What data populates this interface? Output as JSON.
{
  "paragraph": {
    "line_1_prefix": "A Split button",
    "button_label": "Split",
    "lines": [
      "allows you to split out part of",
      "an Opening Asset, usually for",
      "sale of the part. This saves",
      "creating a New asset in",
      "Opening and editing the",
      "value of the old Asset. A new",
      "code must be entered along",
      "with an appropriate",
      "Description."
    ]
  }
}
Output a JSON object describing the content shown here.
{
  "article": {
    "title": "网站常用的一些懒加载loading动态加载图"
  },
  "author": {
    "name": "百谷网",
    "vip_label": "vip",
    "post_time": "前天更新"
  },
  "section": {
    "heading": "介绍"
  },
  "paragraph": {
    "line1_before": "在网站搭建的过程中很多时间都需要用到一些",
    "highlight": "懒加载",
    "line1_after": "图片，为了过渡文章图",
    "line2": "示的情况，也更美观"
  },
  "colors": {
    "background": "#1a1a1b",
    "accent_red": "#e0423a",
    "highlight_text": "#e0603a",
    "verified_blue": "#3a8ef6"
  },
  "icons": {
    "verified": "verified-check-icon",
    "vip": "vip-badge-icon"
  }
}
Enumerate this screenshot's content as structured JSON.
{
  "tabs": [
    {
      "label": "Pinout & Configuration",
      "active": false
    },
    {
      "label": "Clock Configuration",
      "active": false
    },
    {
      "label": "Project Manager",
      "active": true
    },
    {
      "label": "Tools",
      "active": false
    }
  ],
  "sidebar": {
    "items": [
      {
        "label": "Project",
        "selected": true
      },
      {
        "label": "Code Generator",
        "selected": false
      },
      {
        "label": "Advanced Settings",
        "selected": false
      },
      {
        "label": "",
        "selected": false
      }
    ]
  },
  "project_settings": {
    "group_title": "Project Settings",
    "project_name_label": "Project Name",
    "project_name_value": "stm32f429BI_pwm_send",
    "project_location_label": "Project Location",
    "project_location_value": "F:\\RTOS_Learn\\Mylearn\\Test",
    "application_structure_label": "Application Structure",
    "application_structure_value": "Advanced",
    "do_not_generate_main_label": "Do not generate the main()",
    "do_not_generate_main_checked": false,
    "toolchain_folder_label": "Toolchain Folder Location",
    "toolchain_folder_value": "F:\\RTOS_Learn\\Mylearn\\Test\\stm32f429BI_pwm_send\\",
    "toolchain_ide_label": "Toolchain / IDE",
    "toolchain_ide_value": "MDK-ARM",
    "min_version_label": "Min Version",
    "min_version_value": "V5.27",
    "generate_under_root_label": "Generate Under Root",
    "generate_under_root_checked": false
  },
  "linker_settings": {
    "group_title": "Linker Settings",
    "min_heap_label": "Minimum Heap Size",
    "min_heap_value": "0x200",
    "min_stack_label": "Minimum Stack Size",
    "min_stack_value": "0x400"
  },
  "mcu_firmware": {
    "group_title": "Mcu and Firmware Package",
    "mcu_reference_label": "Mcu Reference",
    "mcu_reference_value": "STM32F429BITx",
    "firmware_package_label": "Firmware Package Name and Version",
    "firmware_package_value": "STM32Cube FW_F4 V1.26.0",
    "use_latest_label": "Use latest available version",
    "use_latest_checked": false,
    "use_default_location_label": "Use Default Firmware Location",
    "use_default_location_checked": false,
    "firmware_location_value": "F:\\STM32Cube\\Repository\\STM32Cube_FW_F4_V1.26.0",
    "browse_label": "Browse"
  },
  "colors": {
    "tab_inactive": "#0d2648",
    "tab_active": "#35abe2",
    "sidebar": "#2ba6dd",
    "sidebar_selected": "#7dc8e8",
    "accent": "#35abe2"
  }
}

....

## Directions for this task
Which lines contain "Mylearn"? Copy each of them out.

## Reply to the exercise
    "project_location_value": "F:\\RTOS_Learn\\Mylearn\\Test",
    "toolchain_folder_value": "F:\\RTOS_Learn\\Mylearn\\Test\\stm32f429BI_pwm_send\\",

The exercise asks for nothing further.